━━ Material provided

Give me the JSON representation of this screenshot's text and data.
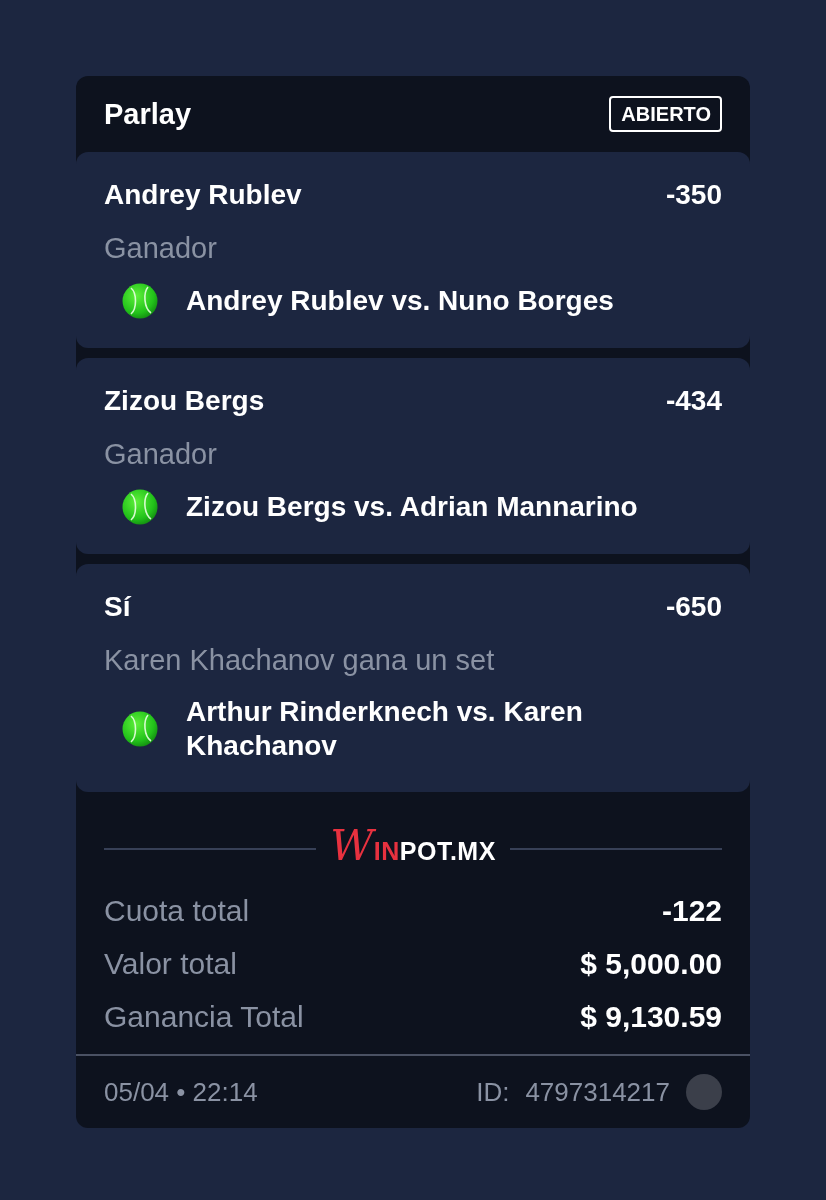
{
  "ticket": {
    "title": "Parlay",
    "status": "ABIERTO"
  },
  "legs": [
    {
      "selection": "Andrey Rublev",
      "odds": "-350",
      "market": "Ganador",
      "match": "Andrey Rublev vs. Nuno Borges"
    },
    {
      "selection": "Zizou Bergs",
      "odds": "-434",
      "market": "Ganador",
      "match": "Zizou Bergs vs. Adrian Mannarino"
    },
    {
      "selection": "Sí",
      "odds": "-650",
      "market": "Karen Khachanov gana un set",
      "match": "Arthur Rinderknech vs. Karen Khachanov"
    }
  ],
  "brand": {
    "highlight": "WIN",
    "rest": "POT.MX"
  },
  "totals": [
    {
      "label": "Cuota total",
      "value": "-122"
    },
    {
      "label": "Valor total",
      "value": "$ 5,000.00"
    },
    {
      "label": "Ganancia Total",
      "value": "$ 9,130.59"
    }
  ],
  "footer": {
    "date": "05/04 • 22:14",
    "id_label": "ID:",
    "id": "4797314217"
  }
}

━━━━

● What to do
Nothing but a number is needed here: how many lines hold the string "Karen"?

● Solution
2